◆ EXCERPT PROVIDED ◆

## begin

What it does: builds the tiny LSM-tree from §11, flushes twice, and demonstrates newest-first reads, tombstones, and compaction. Run: go test ./... (wrap in a test) | javac LSM.java && java LSM | python lsm.py


13. Coding Patterns — Newest-First Merge

The single most important pattern in any LSM-tree code is newest-first resolution. Whenever the same key can exist in multiple sources, you must consult them in newest-to-oldest order and stop at the first hit — including when that first hit is a tombstone (which means "deleted, stop, return not-found").

GET(key):
    for source in [memtable, immutable_memtables..., sstables newest..oldest]:
        result = source.lookup(key)
        if result is TOMBSTONE: return NOT_FOUND   # stop — do not fall through
        if result is a value:   return result      # stop — newest wins
    return NOT_FOUND

The mirror pattern is the k-way merge used by compaction and by range scans. Open an iterator on each source, repeatedly emit the smallest key across all iterators, and when several iterators sit on the same key, keep only the entry from the newest source and advance all of them past that key:

MERGE(sources newest..oldest):
    heap = min-heap of (current_key, source_rank, iterator)   # rank: 0 = newest
    while heap not empty:
        key = peek smallest key in heap
        winner = the entry for `key` with the smallest source_rank (newest)
        advance every iterator currently on `key`
        if winner is not a tombstone (or we are above the bottom level):
            emit winner

This range/compaction merge is exactly the merge step of merge sort generalized to k sorted inputs with a "newest wins on ties" rule. Getting these two patterns right — point-get newest-first, and k-way merge with newest-wins-on-ties — is 80% of an LSM-tree implementation.


14. Error Handling

Error Cause Mitigation
Lost write after crash Acknowledged a write before the WAL was durably fsynced Append to WAL and fsync (or group-commit) before ack.
Deleted key reappears Delete removed the key instead of writing a tombstone Always insert a tombstone; only physical-delete during compaction.
Stale value returned Read consulted an old SSTable before a newer one Strictly enforce newest-first ordering; new SSTables go to the front.
Reads slow to a crawl Too many un-compacted SSTables (read amplification) Trigger compaction; add/size bloom filters; check compaction isn't stalled.
Disk fills up Compaction can't keep up; obsolete versions pile up (space amplification) Rate-limit writes, add compaction threads, monitor space-amp.
Corrupt SSTable read Bit rot / torn write Store per-block CRC checksums; verify on read; recover from replica/WAL.
Tombstone never dropped Tombstone garbage-collected too early resurrects data on lower levels Only drop a tombstone once compaction reaches the bottom level (no older data possible).

## end

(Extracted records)
## begin

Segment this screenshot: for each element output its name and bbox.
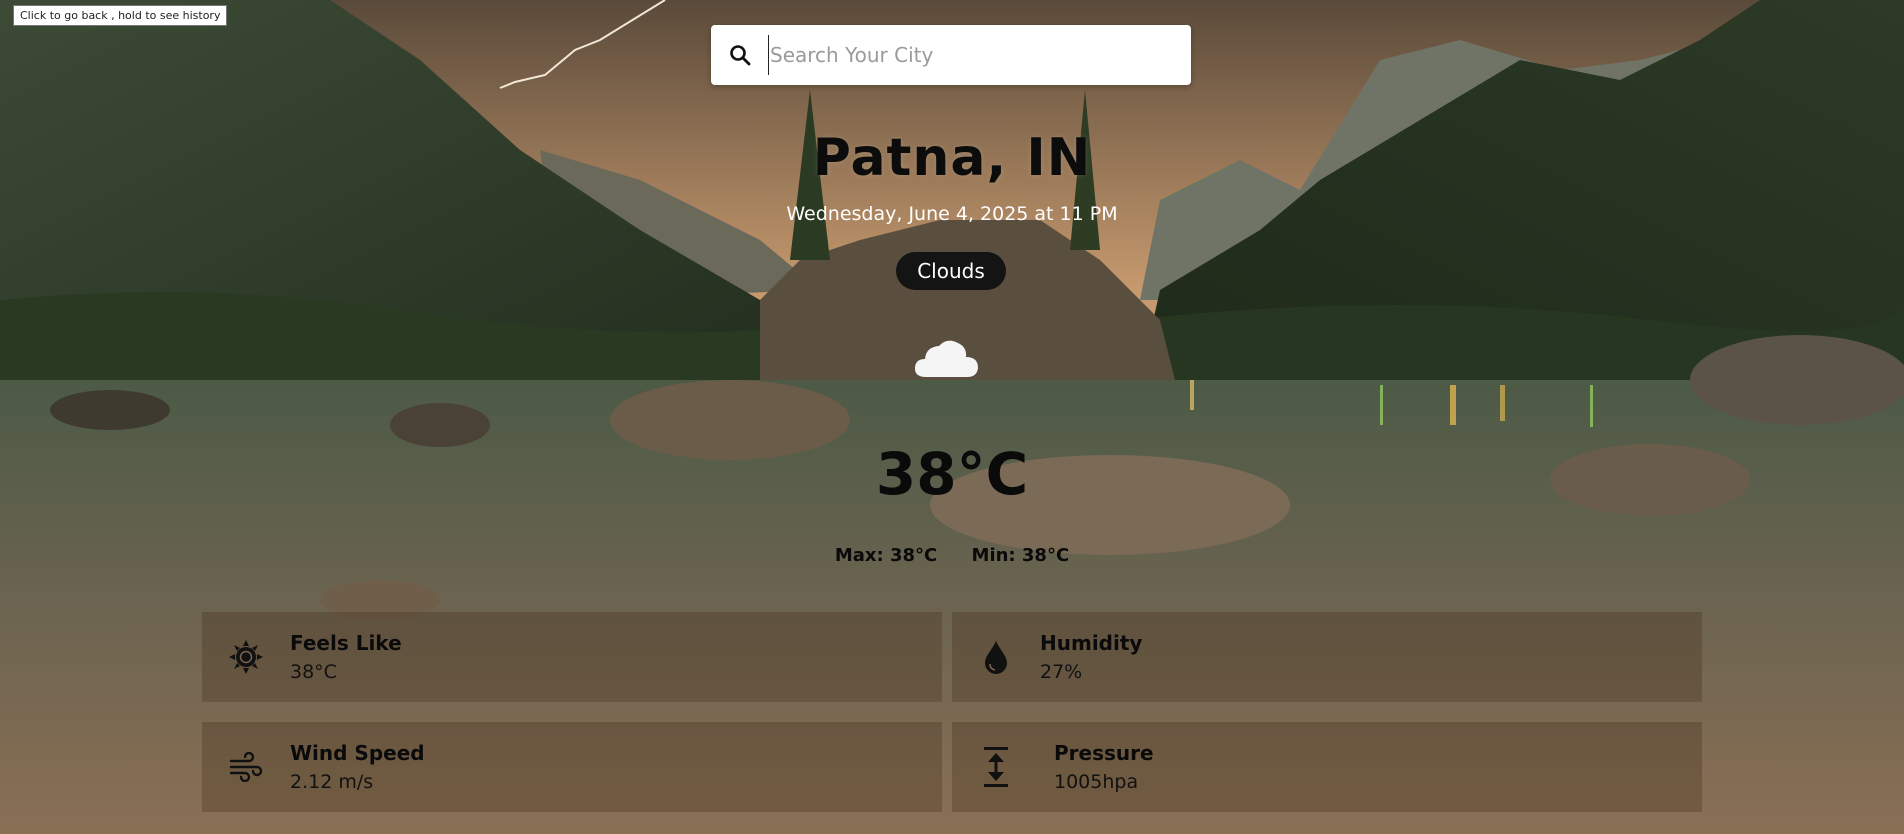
card-label: Pressure <box>1054 741 1154 765</box>
date-time: Wednesday, June 4, 2025 at 11 PM <box>786 203 1118 225</box>
max-temperature: Max: 38°C <box>834 545 938 566</box>
card-label: Wind Speed <box>290 741 425 765</box>
card-value: 2.12 m/s <box>290 771 374 793</box>
card-value: 1005hpa <box>1054 771 1139 793</box>
card-humidity: Humidity 27% <box>952 612 1702 702</box>
card-label: Humidity <box>1040 631 1143 655</box>
water-drop-icon <box>976 637 1016 677</box>
min-temperature: Min: 38°C <box>971 545 1070 566</box>
card-label: Feels Like <box>290 631 402 655</box>
search-input[interactable] <box>768 35 1191 75</box>
card-value: 27% <box>1040 661 1083 683</box>
card-pressure: Pressure 1005hpa <box>952 722 1702 812</box>
back-button-tooltip: Click to go back , hold to see history <box>13 5 228 26</box>
weather-details: Feels Like 38°C Humidity 27% Wind Speed … <box>202 612 1702 812</box>
temperature: 38°C <box>875 440 1029 508</box>
weather-condition-badge: Clouds <box>896 252 1006 290</box>
card-wind-speed: Wind Speed 2.12 m/s <box>202 722 942 812</box>
wind-icon <box>226 747 266 787</box>
card-value: 38°C <box>290 661 337 683</box>
temperature-range: Max: 38°C Min: 38°C <box>0 545 1904 566</box>
pressure-icon <box>976 747 1016 787</box>
cloud-icon <box>912 335 982 389</box>
card-feels-like: Feels Like 38°C <box>202 612 942 702</box>
sun-icon <box>226 637 266 677</box>
search-icon[interactable] <box>728 43 752 67</box>
search-bar[interactable] <box>711 25 1191 85</box>
city-name: Patna, IN <box>812 128 1092 188</box>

## end

◆ YOUR GOAL ◆
Pick up the LSM-tree excerpt on newest-first merging and error handling at the point where it ends, and write the next part. The records were drawn from a separate source.

◆ TASK ANSWER ◆
15. Performance Tips

  1. Size the memtable to amortize flushes. Bigger memtable → fewer, larger flushes → less write amplification, but more memory and longer crash-recovery replay. RocksDB defaults to 64 MB.
  2. Always put a bloom filter on each SSTable. A ~10-bits-per-key bloom filter (~1% false positive) turns most missing-key reads from O(levels) disk reads into ~zero. This is the single biggest read-path win.
  3. Use a sparse index, not a dense one. One index entry per disk block (e.g. per 4 KB) keeps the index small enough to stay in RAM; you binary-search the index, then scan one block.
  4. Choose the compaction strategy to match the workload. Leveled compaction → low read/space amplification, higher write amplification (good for read-heavy). Size-tiered → low write amplification, higher read/space amplification (good for write-heavy). Details in middle.md.
  5. Compress SSTable blocks. They're immutable and sorted, so block compression (LZ4, Zstd) is cheap and effective; sorted keys share prefixes.
  6. Keep the memtable a skip list (03-skip-list/) for concurrent ordered inserts without locking the whole structure.
  7. Batch the WAL fsync (group commit) to trade a little latency for much higher write throughput.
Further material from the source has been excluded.